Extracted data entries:
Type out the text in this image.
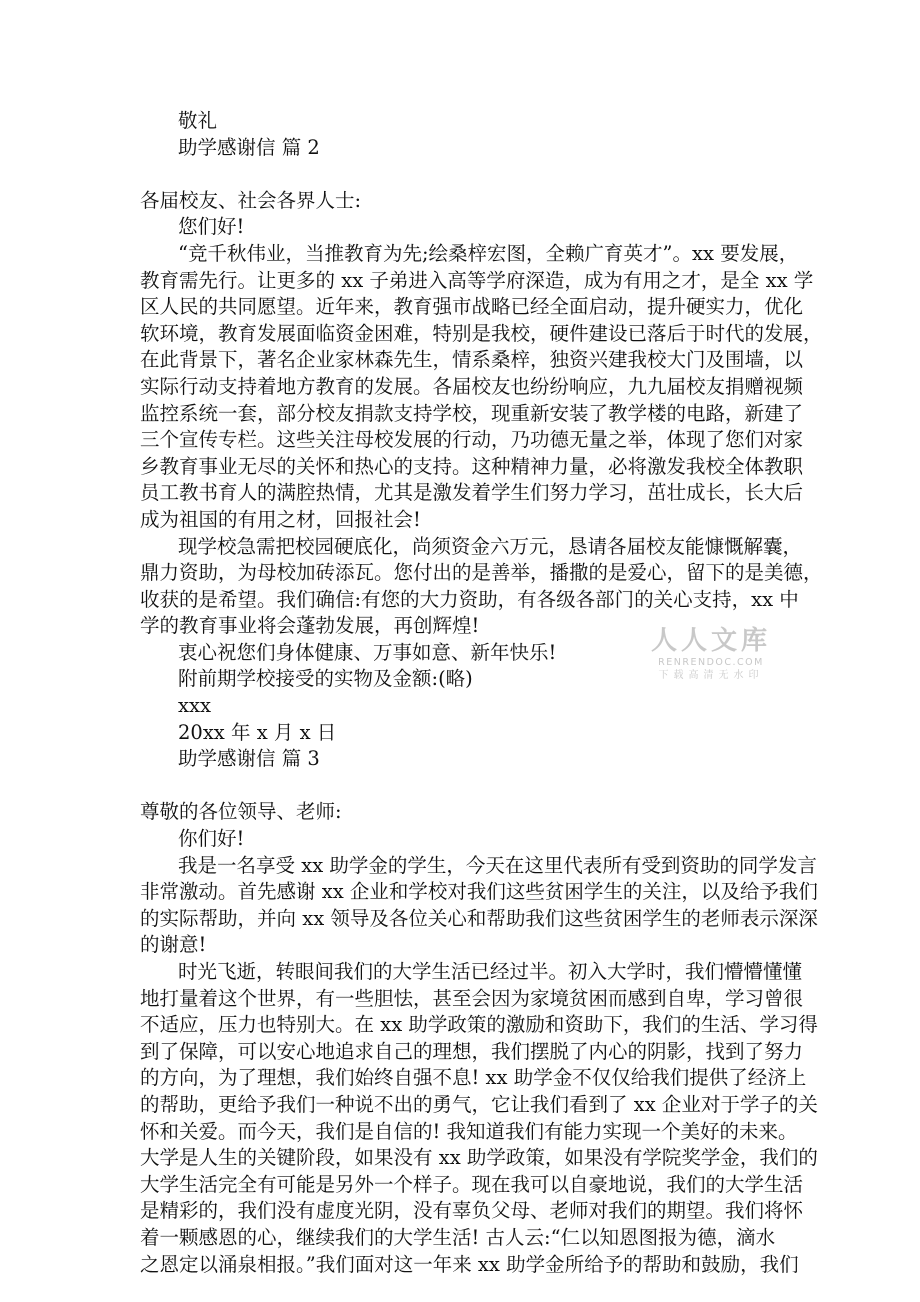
敬礼
助学感谢信 篇 2
各届校友、社会各界人士:
您们好!
“竞千秋伟业，当推教育为先;绘桑梓宏图，全赖广育英才”。xx 要发展，
教育需先行。让更多的 xx 子弟进入高等学府深造，成为有用之才，是全 xx 学
区人民的共同愿望。近年来，教育强市战略已经全面启动，提升硬实力，优化
软环境，教育发展面临资金困难，特别是我校，硬件建设已落后于时代的发展，
在此背景下，著名企业家林森先生，情系桑梓，独资兴建我校大门及围墙，以
实际行动支持着地方教育的发展。各届校友也纷纷响应，九九届校友捐赠视频
监控系统一套，部分校友捐款支持学校，现重新安装了教学楼的电路，新建了
三个宣传专栏。这些关注母校发展的行动，乃功德无量之举，体现了您们对家
乡教育事业无尽的关怀和热心的支持。这种精神力量，必将激发我校全体教职
员工教书育人的满腔热情，尤其是激发着学生们努力学习，茁壮成长，长大后
成为祖国的有用之材，回报社会!
现学校急需把校园硬底化，尚须资金六万元，恳请各届校友能慷慨解囊，
鼎力资助，为母校加砖添瓦。您付出的是善举，播撒的是爱心，留下的是美德，
收获的是希望。我们确信:有您的大力资助，有各级各部门的关心支持，xx 中
学的教育事业将会蓬勃发展，再创辉煌!
衷心祝您们身体健康、万事如意、新年快乐!
附前期学校接受的实物及金额:(略)
xxx
20xx 年 x 月 x 日
助学感谢信 篇 3
尊敬的各位领导、老师:
你们好!
我是一名享受 xx 助学金的学生，今天在这里代表所有受到资助的同学发言
非常激动。首先感谢 xx 企业和学校对我们这些贫困学生的关注，以及给予我们
的实际帮助，并向 xx 领导及各位关心和帮助我们这些贫困学生的老师表示深深
的谢意!
时光飞逝，转眼间我们的大学生活已经过半。初入大学时，我们懵懵懂懂
地打量着这个世界，有一些胆怯，甚至会因为家境贫困而感到自卑，学习曾很
不适应，压力也特别大。在 xx 助学政策的激励和资助下，我们的生活、学习得
到了保障，可以安心地追求自己的理想，我们摆脱了内心的阴影，找到了努力
的方向，为了理想，我们始终自强不息! xx 助学金不仅仅给我们提供了经济上
的帮助，更给予我们一种说不出的勇气，它让我们看到了 xx 企业对于学子的关
怀和关爱。而今天，我们是自信的! 我知道我们有能力实现一个美好的未来。
大学是人生的关键阶段，如果没有 xx 助学政策，如果没有学院奖学金，我们的
大学生活完全有可能是另外一个样子。现在我可以自豪地说，我们的大学生活
是精彩的，我们没有虚度光阴，没有辜负父母、老师对我们的期望。我们将怀
着一颗感恩的心，继续我们的大学生活! 古人云:“仁以知恩图报为德，滴水
之恩定以涌泉相报。”我们面对这一年来 xx 助学金所给予的帮助和鼓励，我们
人人文库
RENRENDOC.COM
下载高清无水印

### TASK OBJECTIVE:
Quote the records in full and exactly; skip any image.

### RESULT BELOW:
Type out the text in this image.
敬礼
助学感谢信 篇 2
各届校友、社会各界人士:
您们好!
“竞千秋伟业，当推教育为先;绘桑梓宏图，全赖广育英才”。xx 要发展，
教育需先行。让更多的 xx 子弟进入高等学府深造，成为有用之才，是全 xx 学
区人民的共同愿望。近年来，教育强市战略已经全面启动，提升硬实力，优化
软环境，教育发展面临资金困难，特别是我校，硬件建设已落后于时代的发展，
在此背景下，著名企业家林森先生，情系桑梓，独资兴建我校大门及围墙，以
实际行动支持着地方教育的发展。各届校友也纷纷响应，九九届校友捐赠视频
监控系统一套，部分校友捐款支持学校，现重新安装了教学楼的电路，新建了
三个宣传专栏。这些关注母校发展的行动，乃功德无量之举，体现了您们对家
乡教育事业无尽的关怀和热心的支持。这种精神力量，必将激发我校全体教职
员工教书育人的满腔热情，尤其是激发着学生们努力学习，茁壮成长，长大后
成为祖国的有用之材，回报社会!
现学校急需把校园硬底化，尚须资金六万元，恳请各届校友能慷慨解囊，
鼎力资助，为母校加砖添瓦。您付出的是善举，播撒的是爱心，留下的是美德，
收获的是希望。我们确信:有您的大力资助，有各级各部门的关心支持，xx 中
学的教育事业将会蓬勃发展，再创辉煌!
衷心祝您们身体健康、万事如意、新年快乐!
附前期学校接受的实物及金额:(略)
xxx
20xx 年 x 月 x 日
助学感谢信 篇 3
尊敬的各位领导、老师:
你们好!
我是一名享受 xx 助学金的学生，今天在这里代表所有受到资助的同学发言
非常激动。首先感谢 xx 企业和学校对我们这些贫困学生的关注，以及给予我们
的实际帮助，并向 xx 领导及各位关心和帮助我们这些贫困学生的老师表示深深
的谢意!
时光飞逝，转眼间我们的大学生活已经过半。初入大学时，我们懵懵懂懂
地打量着这个世界，有一些胆怯，甚至会因为家境贫困而感到自卑，学习曾很
不适应，压力也特别大。在 xx 助学政策的激励和资助下，我们的生活、学习得
到了保障，可以安心地追求自己的理想，我们摆脱了内心的阴影，找到了努力
的方向，为了理想，我们始终自强不息! xx 助学金不仅仅给我们提供了经济上
的帮助，更给予我们一种说不出的勇气，它让我们看到了 xx 企业对于学子的关
怀和关爱。而今天，我们是自信的! 我知道我们有能力实现一个美好的未来。
大学是人生的关键阶段，如果没有 xx 助学政策，如果没有学院奖学金，我们的
大学生活完全有可能是另外一个样子。现在我可以自豪地说，我们的大学生活
是精彩的，我们没有虚度光阴，没有辜负父母、老师对我们的期望。我们将怀
着一颗感恩的心，继续我们的大学生活! 古人云:“仁以知恩图报为德，滴水
之恩定以涌泉相报。”我们面对这一年来 xx 助学金所给予的帮助和鼓励，我们
人人文库
RENRENDOC.COM
下载高清无水印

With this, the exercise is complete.